• Brief
Scan the entries below and count the lines holding the string "protagoniste". Supply only the number.

Collection entries
------------

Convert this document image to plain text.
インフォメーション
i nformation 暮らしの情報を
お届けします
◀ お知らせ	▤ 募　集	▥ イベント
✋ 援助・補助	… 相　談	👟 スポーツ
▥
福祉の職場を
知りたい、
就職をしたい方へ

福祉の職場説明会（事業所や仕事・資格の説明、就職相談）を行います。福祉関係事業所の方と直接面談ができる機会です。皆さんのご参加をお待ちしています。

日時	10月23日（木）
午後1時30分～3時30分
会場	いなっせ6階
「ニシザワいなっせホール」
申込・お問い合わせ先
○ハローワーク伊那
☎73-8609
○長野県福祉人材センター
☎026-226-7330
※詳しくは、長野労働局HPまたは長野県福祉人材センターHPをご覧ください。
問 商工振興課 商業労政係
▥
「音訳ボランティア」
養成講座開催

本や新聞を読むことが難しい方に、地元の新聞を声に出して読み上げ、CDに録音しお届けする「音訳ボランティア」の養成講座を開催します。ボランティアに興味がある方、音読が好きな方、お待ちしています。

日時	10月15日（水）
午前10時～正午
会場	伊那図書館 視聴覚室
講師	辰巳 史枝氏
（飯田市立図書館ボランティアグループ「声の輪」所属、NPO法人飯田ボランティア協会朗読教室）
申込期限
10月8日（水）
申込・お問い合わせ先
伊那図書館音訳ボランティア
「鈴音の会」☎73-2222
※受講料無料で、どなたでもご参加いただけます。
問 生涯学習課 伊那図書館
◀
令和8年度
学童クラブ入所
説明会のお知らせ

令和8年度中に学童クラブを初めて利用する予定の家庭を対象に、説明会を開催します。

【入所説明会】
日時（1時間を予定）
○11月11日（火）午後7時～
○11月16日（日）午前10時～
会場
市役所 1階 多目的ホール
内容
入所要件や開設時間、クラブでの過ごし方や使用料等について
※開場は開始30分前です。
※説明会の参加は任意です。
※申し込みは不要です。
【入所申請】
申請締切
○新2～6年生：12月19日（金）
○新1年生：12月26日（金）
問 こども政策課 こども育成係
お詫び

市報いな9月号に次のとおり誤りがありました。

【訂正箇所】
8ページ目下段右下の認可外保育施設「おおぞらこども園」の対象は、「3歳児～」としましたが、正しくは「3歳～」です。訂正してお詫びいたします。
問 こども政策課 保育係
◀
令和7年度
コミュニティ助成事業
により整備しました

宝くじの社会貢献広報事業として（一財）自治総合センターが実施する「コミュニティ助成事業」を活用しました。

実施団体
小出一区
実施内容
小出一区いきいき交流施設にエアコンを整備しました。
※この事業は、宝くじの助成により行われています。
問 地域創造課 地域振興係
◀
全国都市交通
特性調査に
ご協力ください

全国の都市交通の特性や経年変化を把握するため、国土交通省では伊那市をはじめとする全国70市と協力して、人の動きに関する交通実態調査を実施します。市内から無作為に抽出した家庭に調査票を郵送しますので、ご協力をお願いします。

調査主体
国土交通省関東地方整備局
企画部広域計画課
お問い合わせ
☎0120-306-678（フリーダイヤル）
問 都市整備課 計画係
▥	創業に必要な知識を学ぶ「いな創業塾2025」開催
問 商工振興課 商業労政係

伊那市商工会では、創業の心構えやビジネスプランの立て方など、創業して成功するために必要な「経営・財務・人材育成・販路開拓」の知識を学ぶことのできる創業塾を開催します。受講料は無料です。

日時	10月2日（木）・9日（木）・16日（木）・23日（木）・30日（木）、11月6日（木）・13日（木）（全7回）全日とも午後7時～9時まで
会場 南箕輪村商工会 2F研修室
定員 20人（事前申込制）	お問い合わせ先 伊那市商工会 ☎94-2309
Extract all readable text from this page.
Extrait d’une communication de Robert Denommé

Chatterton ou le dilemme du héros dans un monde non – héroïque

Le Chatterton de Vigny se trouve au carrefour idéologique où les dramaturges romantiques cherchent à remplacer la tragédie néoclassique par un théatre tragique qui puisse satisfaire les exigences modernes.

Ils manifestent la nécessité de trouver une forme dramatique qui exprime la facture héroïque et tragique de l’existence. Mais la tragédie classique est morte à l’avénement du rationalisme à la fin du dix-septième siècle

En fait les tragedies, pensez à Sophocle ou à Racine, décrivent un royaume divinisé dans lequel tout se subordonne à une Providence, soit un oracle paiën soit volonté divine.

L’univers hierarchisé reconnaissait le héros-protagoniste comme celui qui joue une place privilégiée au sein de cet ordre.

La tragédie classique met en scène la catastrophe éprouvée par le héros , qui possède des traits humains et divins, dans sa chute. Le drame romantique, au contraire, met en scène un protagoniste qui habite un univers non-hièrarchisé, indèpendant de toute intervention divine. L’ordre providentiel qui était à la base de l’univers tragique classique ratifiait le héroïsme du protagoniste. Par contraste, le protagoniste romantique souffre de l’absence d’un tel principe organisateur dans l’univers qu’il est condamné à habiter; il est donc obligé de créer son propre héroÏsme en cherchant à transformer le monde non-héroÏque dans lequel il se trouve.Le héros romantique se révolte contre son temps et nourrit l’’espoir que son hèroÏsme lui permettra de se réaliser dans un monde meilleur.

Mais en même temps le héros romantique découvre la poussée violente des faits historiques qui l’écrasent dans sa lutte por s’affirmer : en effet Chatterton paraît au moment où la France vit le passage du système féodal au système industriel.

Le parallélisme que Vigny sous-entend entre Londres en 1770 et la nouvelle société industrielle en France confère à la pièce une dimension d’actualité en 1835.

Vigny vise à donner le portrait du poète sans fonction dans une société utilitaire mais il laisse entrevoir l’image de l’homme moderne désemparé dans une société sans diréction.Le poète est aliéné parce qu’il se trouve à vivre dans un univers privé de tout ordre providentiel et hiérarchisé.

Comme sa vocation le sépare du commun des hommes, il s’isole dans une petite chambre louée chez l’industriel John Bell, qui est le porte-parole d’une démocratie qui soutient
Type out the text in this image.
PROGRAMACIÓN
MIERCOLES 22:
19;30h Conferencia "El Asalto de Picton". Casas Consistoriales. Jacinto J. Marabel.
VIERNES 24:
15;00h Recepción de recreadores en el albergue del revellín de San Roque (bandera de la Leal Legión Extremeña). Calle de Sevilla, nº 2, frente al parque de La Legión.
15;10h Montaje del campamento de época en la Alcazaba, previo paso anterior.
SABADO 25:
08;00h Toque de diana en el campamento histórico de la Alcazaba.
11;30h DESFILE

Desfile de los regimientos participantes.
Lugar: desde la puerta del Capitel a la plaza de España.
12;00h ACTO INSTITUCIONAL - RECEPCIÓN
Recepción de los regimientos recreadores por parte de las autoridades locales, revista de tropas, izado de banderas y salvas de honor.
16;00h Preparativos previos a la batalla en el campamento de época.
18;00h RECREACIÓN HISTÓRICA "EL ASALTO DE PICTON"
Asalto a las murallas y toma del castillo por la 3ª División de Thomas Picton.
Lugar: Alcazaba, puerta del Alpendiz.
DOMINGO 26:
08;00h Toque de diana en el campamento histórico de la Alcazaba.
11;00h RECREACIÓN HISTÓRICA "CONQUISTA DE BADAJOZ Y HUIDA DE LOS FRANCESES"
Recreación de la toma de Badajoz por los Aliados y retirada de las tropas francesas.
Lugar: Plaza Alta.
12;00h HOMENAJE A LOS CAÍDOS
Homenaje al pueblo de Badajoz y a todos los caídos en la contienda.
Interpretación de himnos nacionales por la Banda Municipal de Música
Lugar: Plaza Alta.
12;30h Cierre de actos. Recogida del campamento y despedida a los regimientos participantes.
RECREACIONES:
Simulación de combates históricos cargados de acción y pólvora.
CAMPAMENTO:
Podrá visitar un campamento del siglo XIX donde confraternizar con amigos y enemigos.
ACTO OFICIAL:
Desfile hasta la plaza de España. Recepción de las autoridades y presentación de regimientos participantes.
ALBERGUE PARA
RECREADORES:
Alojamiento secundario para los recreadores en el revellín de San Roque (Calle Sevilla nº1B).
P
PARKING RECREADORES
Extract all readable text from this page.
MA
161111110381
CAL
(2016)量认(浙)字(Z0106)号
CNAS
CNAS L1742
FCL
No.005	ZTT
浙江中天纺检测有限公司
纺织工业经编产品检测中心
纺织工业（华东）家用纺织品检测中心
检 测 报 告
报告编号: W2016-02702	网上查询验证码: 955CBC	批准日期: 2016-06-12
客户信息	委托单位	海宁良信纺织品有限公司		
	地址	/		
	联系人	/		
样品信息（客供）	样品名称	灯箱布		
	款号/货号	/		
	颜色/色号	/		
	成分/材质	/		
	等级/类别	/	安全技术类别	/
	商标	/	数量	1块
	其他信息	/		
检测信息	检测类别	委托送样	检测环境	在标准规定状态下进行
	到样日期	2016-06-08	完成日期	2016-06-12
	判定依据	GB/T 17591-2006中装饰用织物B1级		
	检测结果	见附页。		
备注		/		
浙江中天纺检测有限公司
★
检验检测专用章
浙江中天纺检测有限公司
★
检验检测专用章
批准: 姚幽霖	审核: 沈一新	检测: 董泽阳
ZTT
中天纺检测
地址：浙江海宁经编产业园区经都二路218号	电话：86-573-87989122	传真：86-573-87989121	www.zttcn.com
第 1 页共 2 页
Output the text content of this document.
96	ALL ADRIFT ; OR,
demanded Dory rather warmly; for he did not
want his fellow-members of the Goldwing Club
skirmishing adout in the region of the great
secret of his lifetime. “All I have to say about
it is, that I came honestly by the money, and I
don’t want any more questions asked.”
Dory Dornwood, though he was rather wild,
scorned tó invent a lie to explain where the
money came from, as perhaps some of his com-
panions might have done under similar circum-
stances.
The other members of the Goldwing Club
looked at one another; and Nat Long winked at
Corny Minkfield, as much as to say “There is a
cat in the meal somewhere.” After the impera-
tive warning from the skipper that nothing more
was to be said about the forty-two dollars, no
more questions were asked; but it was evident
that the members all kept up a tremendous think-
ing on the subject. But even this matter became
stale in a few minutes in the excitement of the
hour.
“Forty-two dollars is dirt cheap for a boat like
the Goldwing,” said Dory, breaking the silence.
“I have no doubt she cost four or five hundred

------------

• Expected answer
2